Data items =
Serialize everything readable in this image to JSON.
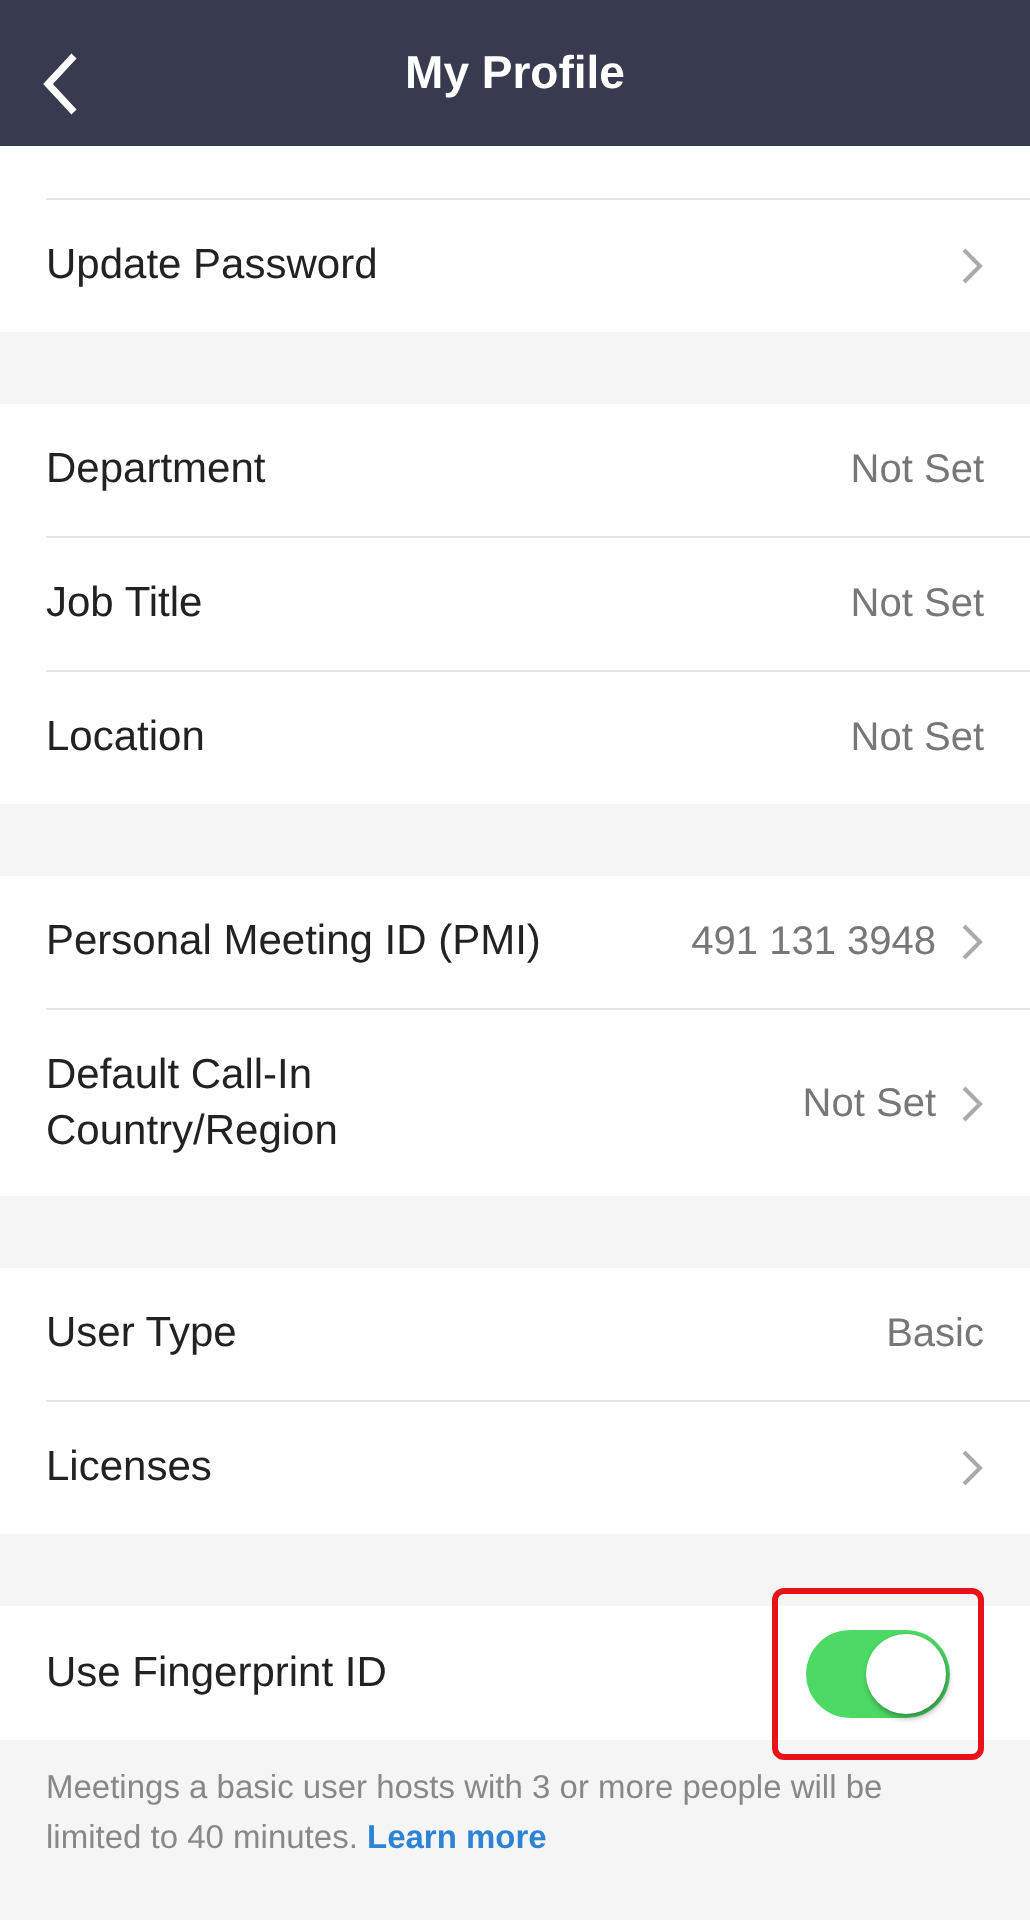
{
  "header": {
    "title": "My Profile"
  },
  "sections": [
    {
      "rows": [
        {
          "kind": "cut"
        },
        {
          "kind": "nav",
          "label": "Update Password",
          "chevron": true
        }
      ]
    },
    {
      "rows": [
        {
          "kind": "nav",
          "label": "Department",
          "value": "Not Set",
          "chevron": false
        },
        {
          "kind": "nav",
          "label": "Job Title",
          "value": "Not Set",
          "chevron": false
        },
        {
          "kind": "nav",
          "label": "Location",
          "value": "Not Set",
          "chevron": false
        }
      ]
    },
    {
      "rows": [
        {
          "kind": "nav",
          "label": "Personal Meeting ID (PMI)",
          "value": "491 131 3948",
          "chevron": true
        },
        {
          "kind": "nav",
          "label": "Default Call-In Country/Region",
          "value": "Not Set",
          "chevron": true
        }
      ]
    },
    {
      "rows": [
        {
          "kind": "nav",
          "label": "User Type",
          "value": "Basic",
          "chevron": false
        },
        {
          "kind": "nav",
          "label": "Licenses",
          "chevron": true
        }
      ]
    },
    {
      "rows": [
        {
          "kind": "toggle",
          "label": "Use Fingerprint ID",
          "on": true,
          "highlighted": true
        }
      ]
    }
  ],
  "note": {
    "text": "Meetings a basic user hosts with 3 or more people will be limited to 40 minutes.",
    "link": "Learn more"
  }
}
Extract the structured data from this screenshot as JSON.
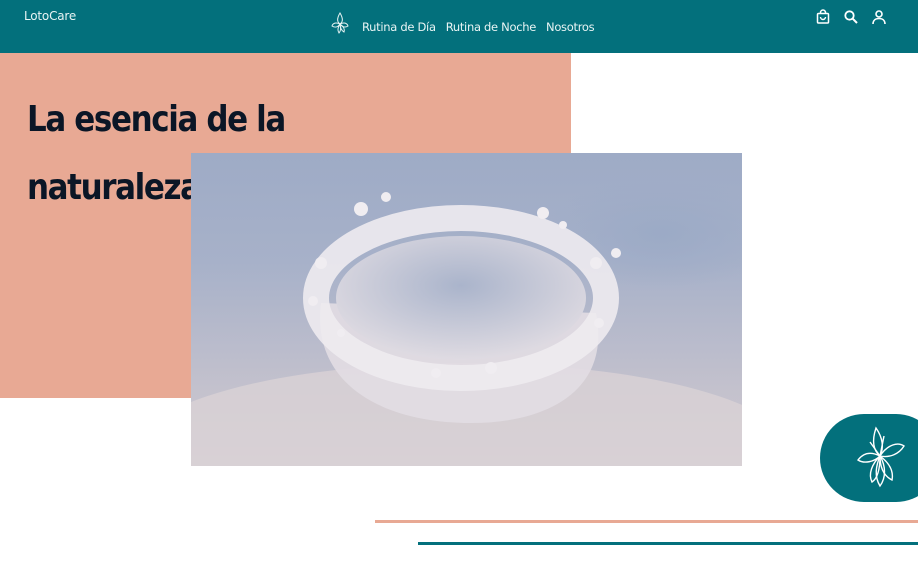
{
  "header": {
    "brand": "LotoCare",
    "nav": [
      "Rutina de Día",
      "Rutina de Noche",
      "Nosotros"
    ]
  },
  "hero": {
    "headline": "La esencia de la naturaleza en tu piel"
  },
  "icons": {
    "logo": "lotus-icon",
    "cart": "shopping-bag-icon",
    "search": "search-icon",
    "account": "user-icon",
    "badge": "lotus-icon"
  },
  "colors": {
    "header": "#03707c",
    "hero": "#e8a994",
    "text": "#0b1626",
    "accent_line_1": "#e8a994",
    "accent_line_2": "#03707c"
  }
}
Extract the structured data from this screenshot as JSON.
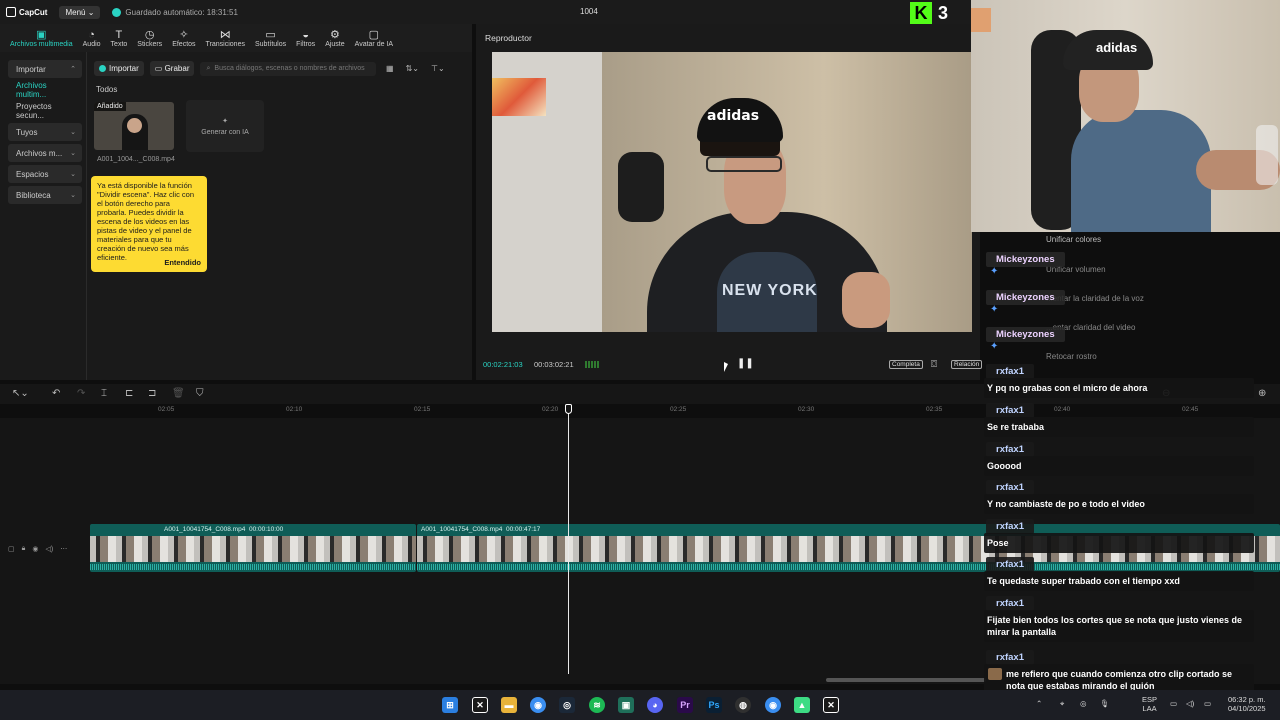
{
  "titlebar": {
    "app_name": "CapCut",
    "menu_label": "Menú",
    "autosave": "Guardado automático: 18:31:51",
    "project_title": "1004",
    "kick_count": "3"
  },
  "toolbar": {
    "tools": [
      {
        "label": "Archivos multimedia",
        "icon": "media-icon"
      },
      {
        "label": "Audio",
        "icon": "audio-icon"
      },
      {
        "label": "Texto",
        "icon": "text-icon"
      },
      {
        "label": "Stickers",
        "icon": "sticker-icon"
      },
      {
        "label": "Efectos",
        "icon": "effects-icon"
      },
      {
        "label": "Transiciones",
        "icon": "transitions-icon"
      },
      {
        "label": "Subtítulos",
        "icon": "subtitles-icon"
      },
      {
        "label": "Filtros",
        "icon": "filters-icon"
      },
      {
        "label": "Ajuste",
        "icon": "adjust-icon"
      },
      {
        "label": "Avatar de IA",
        "icon": "ai-avatar-icon"
      }
    ]
  },
  "sidebar": {
    "items": [
      {
        "label": "Importar"
      },
      {
        "label": "Archivos multim..."
      },
      {
        "label": "Proyectos secun..."
      },
      {
        "label": "Tuyos"
      },
      {
        "label": "Archivos m..."
      },
      {
        "label": "Espacios"
      },
      {
        "label": "Biblioteca"
      }
    ]
  },
  "media": {
    "import_label": "Importar",
    "record_label": "Grabar",
    "search_placeholder": "Busca diálogos, escenas o nombres de archivos",
    "section_label": "Todos",
    "thumb_tag": "Añadido",
    "thumb_name": "A001_1004..._C008.mp4",
    "generate_label": "Generar con IA"
  },
  "tooltip": {
    "text": "Ya está disponible la función \"Dividir escena\". Haz clic con el botón derecho para probarla. Puedes dividir la escena de los videos en las pistas de video y el panel de materiales para que tu creación de nuevo sea más eficiente.",
    "button": "Entendido"
  },
  "player": {
    "title": "Reproductor",
    "current_time": "00:02:21:03",
    "total_time": "00:03:02:21",
    "complete_label": "Completa",
    "ratio_label": "Relación",
    "video_cap_text": "adidas",
    "video_shirt_text": "NEW YORK"
  },
  "webcam": {
    "cap_text": "adidas"
  },
  "ghost_settings": {
    "items": [
      "Unificar colores",
      "Unificar volumen",
      "...entar la claridad de la voz",
      "...entar claridad del video",
      "Retocar rostro"
    ]
  },
  "timeline": {
    "ruler": [
      "02:05",
      "02:10",
      "02:15",
      "02:20",
      "02:25",
      "02:30",
      "02:35",
      "02:40",
      "02:45"
    ],
    "clips": [
      {
        "name": "A001_10041754_C008.mp4",
        "duration": "00:00:10:00"
      },
      {
        "name": "A001_10041754_C008.mp4",
        "duration": "00:00:47:17"
      }
    ]
  },
  "chat": {
    "messages": [
      {
        "user": "Mickeyzones",
        "text": ""
      },
      {
        "user": "Mickeyzones",
        "text": ""
      },
      {
        "user": "Mickeyzones",
        "text": ""
      },
      {
        "user": "rxfax1",
        "text": "Y pq no grabas con el micro de ahora"
      },
      {
        "user": "rxfax1",
        "text": "Se re trababa"
      },
      {
        "user": "rxfax1",
        "text": "Gooood"
      },
      {
        "user": "rxfax1",
        "text": "Y no cambiaste de po e todo el video"
      },
      {
        "user": "rxfax1",
        "text": "Pose"
      },
      {
        "user": "rxfax1",
        "text": "Te quedaste super trabado con el tiempo xxd"
      },
      {
        "user": "rxfax1",
        "text": "Fijate bien todos los cortes que se nota que justo vienes de mirar la pantalla"
      },
      {
        "user": "rxfax1",
        "text": "me refiero que cuando comienza otro clip cortado se nota que estabas mirando el guión"
      }
    ]
  },
  "taskbar": {
    "lang_top": "ESP",
    "lang_bottom": "LAA",
    "time": "06:32 p. m.",
    "date": "04/10/2025",
    "apps": [
      "windows-icon",
      "capcut-icon",
      "explorer-icon",
      "chrome-icon",
      "steam-icon",
      "spotify-icon",
      "code-icon",
      "discord-icon",
      "premiere-icon",
      "photoshop-icon",
      "obs-icon",
      "chrome-alt-icon",
      "android-icon",
      "capcut-active-icon"
    ]
  },
  "colors": {
    "accent": "#2ad3c3",
    "kick_green": "#53fc18",
    "tooltip_yellow": "#fddb32",
    "clip_teal": "#0f5d57"
  }
}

PROBLEM = Repeat all of the entries word for word, but omit the pictures.

WRITTEN SOLUTION =
Serialize everything readable in this image to JSON.
{
  "header": {
    "title": "My Profile"
  },
  "sections": [
    {
      "rows": [
        {
          "kind": "cut"
        },
        {
          "kind": "nav",
          "label": "Update Password",
          "chevron": true
        }
      ]
    },
    {
      "rows": [
        {
          "kind": "nav",
          "label": "Department",
          "value": "Not Set",
          "chevron": false
        },
        {
          "kind": "nav",
          "label": "Job Title",
          "value": "Not Set",
          "chevron": false
        },
        {
          "kind": "nav",
          "label": "Location",
          "value": "Not Set",
          "chevron": false
        }
      ]
    },
    {
      "rows": [
        {
          "kind": "nav",
          "label": "Personal Meeting ID (PMI)",
          "value": "491 131 3948",
          "chevron": true
        },
        {
          "kind": "nav",
          "label": "Default Call-In Country/Region",
          "value": "Not Set",
          "chevron": true
        }
      ]
    },
    {
      "rows": [
        {
          "kind": "nav",
          "label": "User Type",
          "value": "Basic",
          "chevron": false
        },
        {
          "kind": "nav",
          "label": "Licenses",
          "chevron": true
        }
      ]
    },
    {
      "rows": [
        {
          "kind": "toggle",
          "label": "Use Fingerprint ID",
          "on": true,
          "highlighted": true
        }
      ]
    }
  ],
  "note": {
    "text": "Meetings a basic user hosts with 3 or more people will be limited to 40 minutes.",
    "link": "Learn more"
  }
}
Extract the structured data from this screenshot as JSON.
{
  "header": {
    "brand": "LotoCare",
    "nav": [
      "Rutina de Día",
      "Rutina de Noche",
      "Nosotros"
    ]
  },
  "hero": {
    "headline": "La esencia de la naturaleza en tu piel"
  },
  "icons": {
    "logo": "lotus-icon",
    "cart": "shopping-bag-icon",
    "search": "search-icon",
    "account": "user-icon",
    "badge": "lotus-icon"
  },
  "colors": {
    "header": "#03707c",
    "hero": "#e8a994",
    "text": "#0b1626",
    "accent_line_1": "#e8a994",
    "accent_line_2": "#03707c"
  }
}
Extract the structured data from this screenshot as JSON.
{
  "titlebar": {
    "app_name": "CapCut",
    "menu_label": "Menú",
    "autosave": "Guardado automático: 18:31:51",
    "project_title": "1004",
    "kick_count": "3"
  },
  "toolbar": {
    "tools": [
      {
        "label": "Archivos multimedia",
        "icon": "media-icon"
      },
      {
        "label": "Audio",
        "icon": "audio-icon"
      },
      {
        "label": "Texto",
        "icon": "text-icon"
      },
      {
        "label": "Stickers",
        "icon": "sticker-icon"
      },
      {
        "label": "Efectos",
        "icon": "effects-icon"
      },
      {
        "label": "Transiciones",
        "icon": "transitions-icon"
      },
      {
        "label": "Subtítulos",
        "icon": "subtitles-icon"
      },
      {
        "label": "Filtros",
        "icon": "filters-icon"
      },
      {
        "label": "Ajuste",
        "icon": "adjust-icon"
      },
      {
        "label": "Avatar de IA",
        "icon": "ai-avatar-icon"
      }
    ]
  },
  "sidebar": {
    "items": [
      {
        "label": "Importar"
      },
      {
        "label": "Archivos multim..."
      },
      {
        "label": "Proyectos secun..."
      },
      {
        "label": "Tuyos"
      },
      {
        "label": "Archivos m..."
      },
      {
        "label": "Espacios"
      },
      {
        "label": "Biblioteca"
      }
    ]
  },
  "media": {
    "import_label": "Importar",
    "record_label": "Grabar",
    "search_placeholder": "Busca diálogos, escenas o nombres de archivos",
    "section_label": "Todos",
    "thumb_tag": "Añadido",
    "thumb_name": "A001_1004..._C008.mp4",
    "generate_label": "Generar con IA"
  },
  "tooltip": {
    "text": "Ya está disponible la función \"Dividir escena\". Haz clic con el botón derecho para probarla. Puedes dividir la escena de los videos en las pistas de video y el panel de materiales para que tu creación de nuevo sea más eficiente.",
    "button": "Entendido"
  },
  "player": {
    "title": "Reproductor",
    "current_time": "00:02:21:03",
    "total_time": "00:03:02:21",
    "complete_label": "Completa",
    "ratio_label": "Relación",
    "video_cap_text": "adidas",
    "video_shirt_text": "NEW YORK"
  },
  "webcam": {
    "cap_text": "adidas"
  },
  "ghost_settings": {
    "items": [
      "Unificar colores",
      "Unificar volumen",
      "...entar la claridad de la voz",
      "...entar claridad del video",
      "Retocar rostro"
    ]
  },
  "timeline": {
    "ruler": [
      "02:05",
      "02:10",
      "02:15",
      "02:20",
      "02:25",
      "02:30",
      "02:35",
      "02:40",
      "02:45"
    ],
    "clips": [
      {
        "name": "A001_10041754_C008.mp4",
        "duration": "00:00:10:00"
      },
      {
        "name": "A001_10041754_C008.mp4",
        "duration": "00:00:47:17"
      }
    ]
  },
  "chat": {
    "messages": [
      {
        "user": "Mickeyzones",
        "text": ""
      },
      {
        "user": "Mickeyzones",
        "text": ""
      },
      {
        "user": "Mickeyzones",
        "text": ""
      },
      {
        "user": "rxfax1",
        "text": "Y pq no grabas con el micro de ahora"
      },
      {
        "user": "rxfax1",
        "text": "Se re trababa"
      },
      {
        "user": "rxfax1",
        "text": "Gooood"
      },
      {
        "user": "rxfax1",
        "text": "Y no cambiaste de po e todo el video"
      },
      {
        "user": "rxfax1",
        "text": "Pose"
      },
      {
        "user": "rxfax1",
        "text": "Te quedaste super trabado con el tiempo xxd"
      },
      {
        "user": "rxfax1",
        "text": "Fijate bien todos los cortes que se nota que justo vienes de mirar la pantalla"
      },
      {
        "user": "rxfax1",
        "text": "me refiero que cuando comienza otro clip cortado se nota que estabas mirando el guión"
      }
    ]
  },
  "taskbar": {
    "lang_top": "ESP",
    "lang_bottom": "LAA",
    "time": "06:32 p. m.",
    "date": "04/10/2025",
    "apps": [
      "windows-icon",
      "capcut-icon",
      "explorer-icon",
      "chrome-icon",
      "steam-icon",
      "spotify-icon",
      "code-icon",
      "discord-icon",
      "premiere-icon",
      "photoshop-icon",
      "obs-icon",
      "chrome-alt-icon",
      "android-icon",
      "capcut-active-icon"
    ]
  },
  "colors": {
    "accent": "#2ad3c3",
    "kick_green": "#53fc18",
    "tooltip_yellow": "#fddb32",
    "clip_teal": "#0f5d57"
  }
}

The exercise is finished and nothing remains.